SVOLGI QUANTO SEGUE
1. Ricopia dall'estratto sul Sudafrica il passo da "Inoltre, secondo le" a "del totale nazionale.".
2. Secondo l'estratto sul Sudafrica, quanti omicidi di agricoltori bianchi risultano dalle statistiche della polizia per lo scorso anno?

L’Eff ha respinto la narrazione di alcuni gruppi di agricoltori bianchi che ritengono di essere vittime di un genocidio in corso. «Siamo qui per lottare e morire contro l’apartheid, perché in Sudafrica non è mai finito», ha dichiarato Julius Malema, leader dell’Eff, fomentando i suoi. Lo stesso giorno, dell’apartheid i suoi oppositori cantavano l’inno.

 

La preghiera di un agricoltore mentre in aula si svolge la seconda udienza del processo (Ap)

 

 

Il presidio dei militanti dell’Economic Freedom Fighters davanti al tribunale di Senekal (Ap)

 

 

Una brevissima ricerca web sulle associazioni sudafricane ne mostra molte divise tra gruppi di bianchi e neri. Tra gli altri, AfriForum difende gli interessi degli afrikaner, i discendenti dei coloni europei (prevalentemente olandesi), e non serve spiegare chi tutela la Black Farmers Association.

PROPRIO AFRIFORUM è tra i principali promotori dell’idea che i bianchi siano un preciso target di violenze, che avverrebbero per costringere i bianchi a lasciare le terre, che posseggono per il 70% nel Paese, per favorirne la redistribuzione da parte del governo ai neri, che ne hanno solo il 5%. La popolazione bianca però rappresenta appena il 9% dei 58 milioni di sudafricani.

Inoltre, secondo le statistiche della polizia, lo scorso anno ci sono stati 49 omicidi di agricoltori bianchi, molto meno dell’1% del totale nazionale.

Eppure, la retorica del genocidio trova da tempo alleati oltreoceano. Il 2018 è stato particolarmente prospero in questo senso. Nel marzo di quell’anno, Peter Dutton, ministro dell’Interno australiano, proponeva di rilasciare dei visti umanitari in tempi rapidi agli agricoltori bianchi sudafricani «vittime di persecuzione» e bisognosi dell’aiuto di un «Paese civilizzato».

A rincarare la dose, pochi mesi dopo, è stato Donald Trump. In seguito all’ospitata tv del numero due di AfriForum su Fox News, il presidente statunitense dichiarava di aver chiesto al segretario di Stato Mike Pompeo «di studiare la situazione degli agricoltori bianchi sudafricani che vengono uccisi in massa e subiscono l’esproprio delle terre».

TRUMP E DUTTON NON SAPEVANO alcune cose. Anche ipotizzando il più alto tasso possibile di omidici nelle fattorie, che sarebbe di 133 persone su 100mila abitanti, come riportato in una seduta del parlamento sudafricano, e che includerebbe vittime sia nere che bianche, il numero di agricoltori bianchi colpiti si troverebbe sempre dopo la virgola dello 0%, e tale era anche tra il 2016 e il 2018.

DATI ESTRATTI

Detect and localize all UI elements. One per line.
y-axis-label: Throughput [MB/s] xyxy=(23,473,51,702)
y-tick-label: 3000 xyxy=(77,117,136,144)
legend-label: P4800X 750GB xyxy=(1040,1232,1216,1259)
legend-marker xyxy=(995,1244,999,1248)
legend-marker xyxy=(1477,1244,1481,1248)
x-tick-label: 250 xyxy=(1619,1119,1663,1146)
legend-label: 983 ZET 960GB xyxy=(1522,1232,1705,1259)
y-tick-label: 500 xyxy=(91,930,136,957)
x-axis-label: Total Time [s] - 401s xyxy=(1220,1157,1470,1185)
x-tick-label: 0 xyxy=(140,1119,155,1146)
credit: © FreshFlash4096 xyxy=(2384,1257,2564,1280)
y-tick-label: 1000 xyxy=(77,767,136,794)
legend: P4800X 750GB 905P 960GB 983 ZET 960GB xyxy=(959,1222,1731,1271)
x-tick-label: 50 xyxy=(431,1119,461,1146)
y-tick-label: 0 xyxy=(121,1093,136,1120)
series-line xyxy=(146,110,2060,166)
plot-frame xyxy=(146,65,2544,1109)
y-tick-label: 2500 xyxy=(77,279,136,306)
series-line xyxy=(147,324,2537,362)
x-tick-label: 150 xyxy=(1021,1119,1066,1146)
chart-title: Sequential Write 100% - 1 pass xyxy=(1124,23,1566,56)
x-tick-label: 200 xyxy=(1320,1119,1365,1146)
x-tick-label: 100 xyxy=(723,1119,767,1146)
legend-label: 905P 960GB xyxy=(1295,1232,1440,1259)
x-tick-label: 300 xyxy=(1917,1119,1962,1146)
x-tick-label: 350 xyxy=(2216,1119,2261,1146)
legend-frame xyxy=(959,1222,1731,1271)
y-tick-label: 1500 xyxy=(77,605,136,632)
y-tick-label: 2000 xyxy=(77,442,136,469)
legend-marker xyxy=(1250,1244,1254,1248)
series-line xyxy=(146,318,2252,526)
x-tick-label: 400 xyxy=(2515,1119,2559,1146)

RISPOSTE FORNITE
1.
Inoltre, secondo le statistiche della polizia, lo scorso anno ci sono stati 49 omicidi di agricoltori bianchi, molto meno dell’1% del totale nazionale.

2. 49 omicidi, molto meno dell'1% del totale nazionale.